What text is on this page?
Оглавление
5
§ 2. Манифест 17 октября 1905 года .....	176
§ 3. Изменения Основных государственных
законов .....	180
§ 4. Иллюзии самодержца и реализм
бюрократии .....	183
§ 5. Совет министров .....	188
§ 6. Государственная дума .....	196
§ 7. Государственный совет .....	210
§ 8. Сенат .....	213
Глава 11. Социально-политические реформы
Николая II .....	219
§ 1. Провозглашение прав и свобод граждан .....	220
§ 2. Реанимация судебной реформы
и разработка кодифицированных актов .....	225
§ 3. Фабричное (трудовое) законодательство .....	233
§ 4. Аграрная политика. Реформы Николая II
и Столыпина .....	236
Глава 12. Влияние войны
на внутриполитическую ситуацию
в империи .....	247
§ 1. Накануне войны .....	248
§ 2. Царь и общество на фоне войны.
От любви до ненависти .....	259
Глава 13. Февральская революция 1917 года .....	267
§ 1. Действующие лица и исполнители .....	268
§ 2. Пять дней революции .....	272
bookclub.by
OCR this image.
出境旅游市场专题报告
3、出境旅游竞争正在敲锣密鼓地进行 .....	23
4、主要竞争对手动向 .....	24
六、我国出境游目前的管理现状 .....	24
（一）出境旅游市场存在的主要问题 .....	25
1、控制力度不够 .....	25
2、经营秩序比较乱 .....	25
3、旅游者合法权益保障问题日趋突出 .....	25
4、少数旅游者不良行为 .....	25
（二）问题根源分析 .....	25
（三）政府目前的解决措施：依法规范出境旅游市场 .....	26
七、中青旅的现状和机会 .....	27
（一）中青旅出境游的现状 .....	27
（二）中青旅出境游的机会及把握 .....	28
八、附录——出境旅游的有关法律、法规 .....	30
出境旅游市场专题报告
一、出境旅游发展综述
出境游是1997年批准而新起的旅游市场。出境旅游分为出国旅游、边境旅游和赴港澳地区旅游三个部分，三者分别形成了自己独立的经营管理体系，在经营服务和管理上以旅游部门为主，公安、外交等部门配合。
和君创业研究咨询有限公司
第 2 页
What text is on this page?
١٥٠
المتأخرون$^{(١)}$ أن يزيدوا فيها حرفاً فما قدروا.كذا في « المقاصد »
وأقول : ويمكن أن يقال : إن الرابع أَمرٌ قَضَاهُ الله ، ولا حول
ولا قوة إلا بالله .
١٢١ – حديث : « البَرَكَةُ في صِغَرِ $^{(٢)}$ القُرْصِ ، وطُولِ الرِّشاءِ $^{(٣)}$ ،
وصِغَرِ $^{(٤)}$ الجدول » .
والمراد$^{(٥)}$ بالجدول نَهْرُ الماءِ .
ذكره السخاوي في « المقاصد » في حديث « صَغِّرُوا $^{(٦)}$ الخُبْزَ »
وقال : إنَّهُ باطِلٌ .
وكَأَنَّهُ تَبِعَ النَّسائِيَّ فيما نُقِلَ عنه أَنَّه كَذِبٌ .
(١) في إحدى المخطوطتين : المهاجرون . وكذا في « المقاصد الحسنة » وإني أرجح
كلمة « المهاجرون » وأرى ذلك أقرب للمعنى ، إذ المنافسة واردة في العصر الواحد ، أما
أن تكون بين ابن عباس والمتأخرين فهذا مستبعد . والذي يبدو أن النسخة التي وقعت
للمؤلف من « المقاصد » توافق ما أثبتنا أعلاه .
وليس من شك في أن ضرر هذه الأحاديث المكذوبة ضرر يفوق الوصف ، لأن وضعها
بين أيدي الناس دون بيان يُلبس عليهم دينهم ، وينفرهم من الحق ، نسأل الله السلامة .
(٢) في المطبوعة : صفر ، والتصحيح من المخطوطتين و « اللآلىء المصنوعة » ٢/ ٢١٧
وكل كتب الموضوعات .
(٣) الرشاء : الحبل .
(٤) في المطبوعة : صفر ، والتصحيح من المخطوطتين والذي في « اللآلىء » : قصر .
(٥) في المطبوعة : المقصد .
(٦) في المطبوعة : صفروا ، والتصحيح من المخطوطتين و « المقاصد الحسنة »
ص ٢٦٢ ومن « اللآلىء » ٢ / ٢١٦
####################
▸ **Problem statement**: Using the entries above, please restate each one word for word.

▸ **Expected output**:
What text is on this page?
Оглавление
5
§ 2. Манифест 17 октября 1905 года .....	176
§ 3. Изменения Основных государственных
законов .....	180
§ 4. Иллюзии самодержца и реализм
бюрократии .....	183
§ 5. Совет министров .....	188
§ 6. Государственная дума .....	196
§ 7. Государственный совет .....	210
§ 8. Сенат .....	213
Глава 11. Социально-политические реформы
Николая II .....	219
§ 1. Провозглашение прав и свобод граждан .....	220
§ 2. Реанимация судебной реформы
и разработка кодифицированных актов .....	225
§ 3. Фабричное (трудовое) законодательство .....	233
§ 4. Аграрная политика. Реформы Николая II
и Столыпина .....	236
Глава 12. Влияние войны
на внутриполитическую ситуацию
в империи .....	247
§ 1. Накануне войны .....	248
§ 2. Царь и общество на фоне войны.
От любви до ненависти .....	259
Глава 13. Февральская революция 1917 года .....	267
§ 1. Действующие лица и исполнители .....	268
§ 2. Пять дней революции .....	272
bookclub.by
OCR this image.
出境旅游市场专题报告
3、出境旅游竞争正在敲锣密鼓地进行 .....	23
4、主要竞争对手动向 .....	24
六、我国出境游目前的管理现状 .....	24
（一）出境旅游市场存在的主要问题 .....	25
1、控制力度不够 .....	25
2、经营秩序比较乱 .....	25
3、旅游者合法权益保障问题日趋突出 .....	25
4、少数旅游者不良行为 .....	25
（二）问题根源分析 .....	25
（三）政府目前的解决措施：依法规范出境旅游市场 .....	26
七、中青旅的现状和机会 .....	27
（一）中青旅出境游的现状 .....	27
（二）中青旅出境游的机会及把握 .....	28
八、附录——出境旅游的有关法律、法规 .....	30
出境旅游市场专题报告
一、出境旅游发展综述
出境游是1997年批准而新起的旅游市场。出境旅游分为出国旅游、边境旅游和赴港澳地区旅游三个部分，三者分别形成了自己独立的经营管理体系，在经营服务和管理上以旅游部门为主，公安、外交等部门配合。
和君创业研究咨询有限公司
第 2 页
What text is on this page?
١٥٠
المتأخرون$^{(١)}$ أن يزيدوا فيها حرفاً فما قدروا.كذا في « المقاصد »
وأقول : ويمكن أن يقال : إن الرابع أَمرٌ قَضَاهُ الله ، ولا حول
ولا قوة إلا بالله .
١٢١ – حديث : « البَرَكَةُ في صِغَرِ $^{(٢)}$ القُرْصِ ، وطُولِ الرِّشاءِ $^{(٣)}$ ،
وصِغَرِ $^{(٤)}$ الجدول » .
والمراد$^{(٥)}$ بالجدول نَهْرُ الماءِ .
ذكره السخاوي في « المقاصد » في حديث « صَغِّرُوا $^{(٦)}$ الخُبْزَ »
وقال : إنَّهُ باطِلٌ .
وكَأَنَّهُ تَبِعَ النَّسائِيَّ فيما نُقِلَ عنه أَنَّه كَذِبٌ .
(١) في إحدى المخطوطتين : المهاجرون . وكذا في « المقاصد الحسنة » وإني أرجح
كلمة « المهاجرون » وأرى ذلك أقرب للمعنى ، إذ المنافسة واردة في العصر الواحد ، أما
أن تكون بين ابن عباس والمتأخرين فهذا مستبعد . والذي يبدو أن النسخة التي وقعت
للمؤلف من « المقاصد » توافق ما أثبتنا أعلاه .
وليس من شك في أن ضرر هذه الأحاديث المكذوبة ضرر يفوق الوصف ، لأن وضعها
بين أيدي الناس دون بيان يُلبس عليهم دينهم ، وينفرهم من الحق ، نسأل الله السلامة .
(٢) في المطبوعة : صفر ، والتصحيح من المخطوطتين و « اللآلىء المصنوعة » ٢/ ٢١٧
وكل كتب الموضوعات .
(٣) الرشاء : الحبل .
(٤) في المطبوعة : صفر ، والتصحيح من المخطوطتين والذي في « اللآلىء » : قصر .
(٥) في المطبوعة : المقصد .
(٦) في المطبوعة : صفروا ، والتصحيح من المخطوطتين و « المقاصد الحسنة »
ص ٢٦٢ ومن « اللآلىء » ٢ / ٢١٦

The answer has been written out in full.